Please share your thoughts about the contest :)

Some ideas of our approaches to different tests:

1) Leaves are easy to traverse: just go there and return immediately

2) If there is an unvisited adjacent vertex, we can go there. Which one to choose? Firstly leaves, than for example with smallest/largest degree or, if the graph has a specific repeatable structure — based on a custom function from set of degrees to degree that should be chosen

3) If all the adjacent vertices has been visited, where should we go? Maybe at random

4) Or we can try to simulate depth first search, let's try to go to parent: choose some vertex having the degree of the parent. If we are unlucky — let's try to get to parent twice then. This works if there are not many close vertices with the same neighbourhood descriptions.

5) Alternatively, we can agree to end up in some indirect ancestor of the path. Let's find a matching description then and pop the suffix of the path. In both approaches 4) and 5) if something goes wrong we can stick to 2) — probably there'll be few vertices left to traverse.

6) Another alternative is to write beam search: we can maintain some bounded number of states (vertex, bitset of visited vertices), possibly with their probabilities. Then use some heuristics to pick the best next vertex degree for each state and then choose the degree from a discrete distribution. The option could be "go along the shortest path to some unvisited vertex" or something different that makes sense.

7) One can also add a simple path to the state and the vertex will "vote" to go to its parent, thus simulating a "beam depth first search". There will be more states, but probably not many on some graphs.

....

Aim of the exercise >> In the post on contest approaches, which option does it suggest when all adjacent vertices have already been visited?

Provided data >>
....

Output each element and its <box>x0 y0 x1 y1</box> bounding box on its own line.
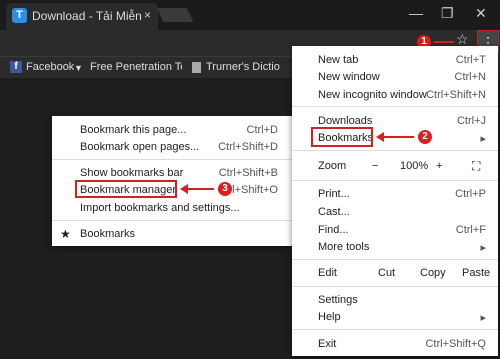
menu-separator <box>292 329 498 330</box>
step-3-arrow <box>186 188 214 190</box>
restore-button[interactable]: ❐ <box>441 5 454 22</box>
menu-separator <box>292 180 498 181</box>
bookmark-facebook[interactable]: Facebook <box>26 61 74 73</box>
step-1-arrow <box>434 41 454 43</box>
bookmark-manager-highlight <box>75 180 177 198</box>
chevron-right-icon: ▸ <box>480 312 486 324</box>
menu-item-exit[interactable]: Exit Ctrl+Shift+Q <box>292 334 498 354</box>
page-icon <box>192 62 201 73</box>
chevron-right-icon: ▸ <box>480 133 486 145</box>
step-2-badge: 2 <box>418 130 432 144</box>
chevron-right-icon: ▸ <box>480 242 486 254</box>
menu-separator <box>292 286 498 287</box>
paste-button[interactable]: Paste <box>462 267 490 279</box>
bookmark-trurner[interactable]: Trurner's Dictio <box>206 61 286 73</box>
bookmarks-highlight <box>311 127 373 147</box>
zoom-value: 100% <box>400 160 429 172</box>
menu-item-print[interactable]: Print... Ctrl+P <box>292 184 498 204</box>
menu-item-help[interactable]: Help ▸ <box>292 307 498 327</box>
menu-item-import-bookmarks[interactable]: Import bookmarks and settings... <box>52 198 292 218</box>
menu-item-new-window[interactable]: New window Ctrl+N <box>292 67 498 87</box>
tab-title: Download - Tải Miễn Phí <box>32 9 142 23</box>
copy-button[interactable]: Copy <box>420 267 446 279</box>
zoom-label: Zoom <box>318 160 347 172</box>
cut-button[interactable]: Cut <box>378 267 395 279</box>
chrome-main-menu: New tab Ctrl+T New window Ctrl+N New inc… <box>292 46 498 356</box>
tab-close-icon[interactable]: × <box>144 8 151 22</box>
facebook-icon: f <box>10 61 22 73</box>
zoom-out-button[interactable]: − <box>372 160 378 172</box>
bookmark-icon: ▼ <box>74 63 83 73</box>
minimize-button[interactable]: — <box>409 5 423 21</box>
step-2-arrow <box>382 136 414 138</box>
star-icon: ★ <box>60 227 71 241</box>
menu-separator <box>292 150 498 151</box>
menu-item-bookmark-open-pages[interactable]: Bookmark open pages... Ctrl+Shift+D <box>52 137 292 157</box>
menu-separator <box>52 220 292 221</box>
bookmark-free-penetration[interactable]: Free Penetration Testi <box>90 61 182 73</box>
close-window-button[interactable]: ✕ <box>475 5 487 22</box>
menu-separator <box>52 159 292 160</box>
edit-row: Edit Cut Copy Paste <box>292 263 498 283</box>
zoom-row: Zoom − 100% + ⛶ <box>292 156 498 176</box>
browser-tab[interactable]: T Download - Tải Miễn Phí × <box>6 3 158 30</box>
title-bar: T Download - Tải Miễn Phí × — ❐ ✕ <box>0 0 500 30</box>
menu-item-cast[interactable]: Cast... <box>292 202 498 222</box>
tab-favicon-icon: T <box>12 8 27 23</box>
menu-item-bookmarks-folder[interactable]: ★ Bookmarks <box>52 224 292 244</box>
menu-separator <box>292 106 498 107</box>
menu-separator <box>292 259 498 260</box>
zoom-in-button[interactable]: + <box>436 160 442 172</box>
step-3-badge: 3 <box>218 182 232 196</box>
fullscreen-icon[interactable]: ⛶ <box>472 159 480 174</box>
edit-label: Edit <box>318 267 337 279</box>
menu-item-more-tools[interactable]: More tools ▸ <box>292 237 498 257</box>
new-tab-button[interactable] <box>156 8 194 22</box>
menu-item-new-incognito[interactable]: New incognito window Ctrl+Shift+N <box>292 85 498 105</box>
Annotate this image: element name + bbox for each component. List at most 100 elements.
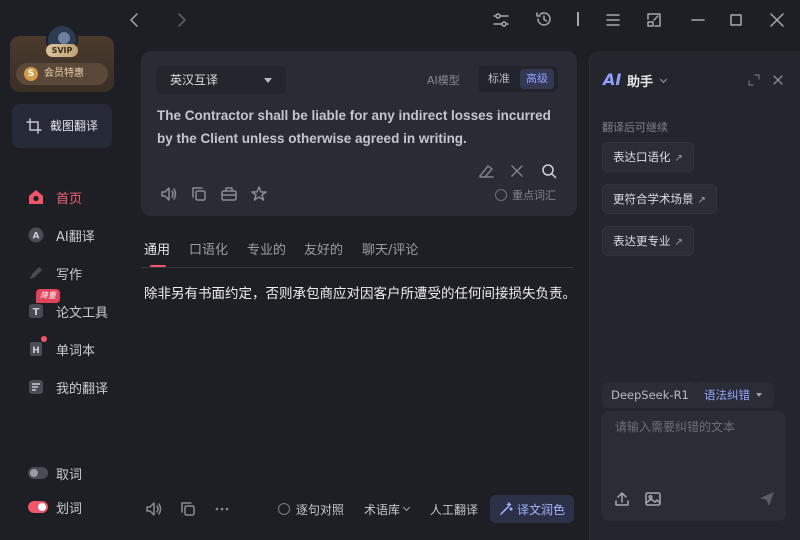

....

Answer to the problem >> Going to one of them at random.